- **EXTRACTED TEXT**
------------------------------------

But, Brexit also simply compounded a problem that capital was facing in that regard, as described above, which is that material conditions have been changing since 1999, and only held back by the effects of fiscal austerity, QE, and lockdowns. That is the using up of the relative surplus population, a slowing of productivity growth, as the effects of the last innovation cycle wane, and so the ability of workers to obtain higher wages. The ending of free movement by Brexit, both increased costs, and reduced the rate of profit, putting further pressure on prices, but also, exacerbated the shortage of labour, and meant that workers were in a stronger position to demand higher wages to compensate for those higher prices.

That is a variant of what has been seen in both the US and EU. In the EU, the effects of the NATO/G7 boycott of Russian oil and gas, looked set to cause it to go into recession, last Winter, but a mild Autumn and Winter seemed to enable it to dodge that bullet. However, the massive rise in EU energy prices to consumers, also led to workers taking to the streets, in protest at that self-inflicted injury, at a time when workers were facing high levels of general inflation, to which they were responding with corresponding wage demands. The protests against the energy boycotts, were often led by the far right, again indicating the bankruptcy of both social-democracy, and sections of the centrist Left that had tied itself to NATO imperialism against Russia~China, in preference to defending the interests of EU workers. The EU, was, however, led to respond, by introducing a wide range of energy price caps, faced with this rising revolt, as did the UK government. That again, was not what would have been anticipated, and acted to keep money in workers pockets to spend on other consumption.

Indeed, the EU has not only avoided recession, but appears to be seeing upward revisions for economic growth in coming months, again dashing the hopes of the speculators. Whilst Britain, has additional problems due to Brexit, it does not stand in isolation, and an increase in EU economic activity will also impact the British economy. However, the other factor is China, which came out of its lockdowns following widespread revolts from its own workers, at the end of last year. Already, that has seen Chinese GDP rise by an annualised 4.5% in the first three months of this year. Much of that growth has also been derived from a rise in Chinese domestic consumption, as against its previous dependence on exports. That also looks set to continue to grow in coming months frustrating all of the predictions of global recession.

Sunday 23 April 2023

Michael Roberts, AI and Catastrophism - Part 2 of 6

So, now let me turn briefly to his arguments about AI and The Law of the Tendency for the Rate of Profit to Fall, and so on. Firstly, as I've set out before, Roberts interpretation of the law, and focus on the ratio of fixed capital to labour, as the basis of the organic composition is wrong. The basis of the law is the rising quantity of circulating constant capital, i.e. raw material to labour, resulting from increased productivity. Only in that sense is the role of fixed capital crucial, because the fixed capital is the cause of the higher productivity. But, in Theories of Surplus Value, Chapter 23, and in Capital III, Chapter 6, Marx sets out why, the value of fixed capital falls relative to output value.

------------------------------------

- **WRITTEN TASKS**
A. In the commentary, how much did Chinese GDP rise in the first three months of this year?
B. Please write the next part of the commentary on Brexit, wages and the rate of profit, picking up right after its final sentence.
The listing is separate material, apart from the commentary.

- **STORED RECORDS**
------------------------------------

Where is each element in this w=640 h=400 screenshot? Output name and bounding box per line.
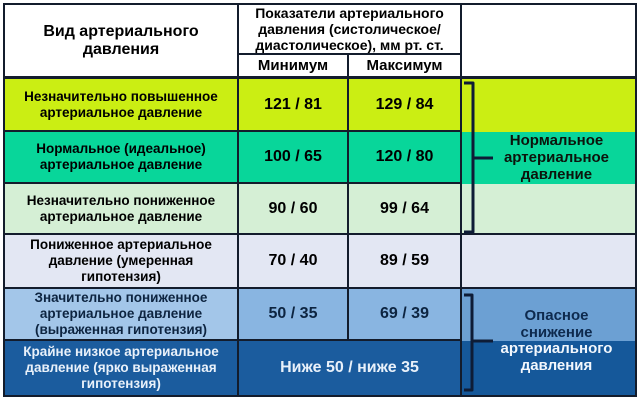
- row-normal-min: 100 / 65: [239, 132, 349, 184]
- header-minimum: Минимум: [239, 55, 349, 79]
- annotation-header-spacer: [462, 5, 635, 79]
- band-slightly-low: [462, 184, 635, 235]
- row-elevated-label: Незначительно повышенное артериальное да…: [5, 79, 239, 132]
- header-indicators: Показатели артериального давления (систо…: [239, 5, 462, 55]
- row-very-low-min: 50 / 35: [239, 289, 349, 341]
- normal-pressure-note: Нормальное артериальное давление: [503, 132, 610, 183]
- row-extreme-low-merged-value: Ниже 50 / ниже 35: [239, 341, 462, 395]
- danger-note-top-text: Опасное снижение: [520, 307, 593, 341]
- row-slightly-low-min: 90 / 60: [239, 184, 349, 235]
- danger-pressure-note: Опасное снижение артериального давления: [462, 307, 635, 374]
- row-normal-max: 120 / 80: [349, 132, 462, 184]
- row-low-min: 70 / 40: [239, 235, 349, 289]
- row-slightly-low-max: 99 / 64: [349, 184, 462, 235]
- row-low-max: 89 / 59: [349, 235, 462, 289]
- row-extreme-low-label: Крайне низкое артериальное давление (ярк…: [5, 341, 239, 395]
- band-elevated: [462, 79, 635, 132]
- row-elevated-max: 129 / 84: [349, 79, 462, 132]
- pressure-table: Вид артериального давления Показатели ар…: [3, 3, 637, 397]
- row-very-low-max: 69 / 39: [349, 289, 462, 341]
- row-low-label: Пониженное артериальное давление (умерен…: [5, 235, 239, 289]
- header-maximum: Максимум: [349, 55, 462, 79]
- row-very-low-label: Значительно пониженное артериальное давл…: [5, 289, 239, 341]
- band-low: [462, 235, 635, 289]
- row-normal-label: Нормальное (идеальное) артериальное давл…: [5, 132, 239, 184]
- row-elevated-min: 121 / 81: [239, 79, 349, 132]
- header-type-column: Вид артериального давления: [5, 5, 239, 79]
- danger-note-bottom-text: артериального давления: [500, 340, 613, 374]
- row-slightly-low-label: Незначительно пониженное артериальное да…: [5, 184, 239, 235]
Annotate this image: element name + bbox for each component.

------------------------------------

- **EXPECTED RESULTS**
A. It rose by an annualised 4.5%.

B.
It may be that this fall in the value of fixed capital, relative to output, is itself relative, or it may be absolute. For example, a spinning wheel costing £100, that produces 100 kilos of yarn per year (£1 per kilo), is cheaper absolutely, but more costly, relatively, than a spinning machine that costs £500, but produces 1,000 kilos of yarn per year (£0.50 per kilo). But, the same technological development that results in the spinning machine, may also revolutionise the production of the components of the spinning machine, reducing their costs, and of the production process of the machine itself. So, there is no reason why the spinning machine itself, may not cost only, say, £80, and so not only be relatively (£0.08 per kilo), but also absolutely cheaper than the spinning machine.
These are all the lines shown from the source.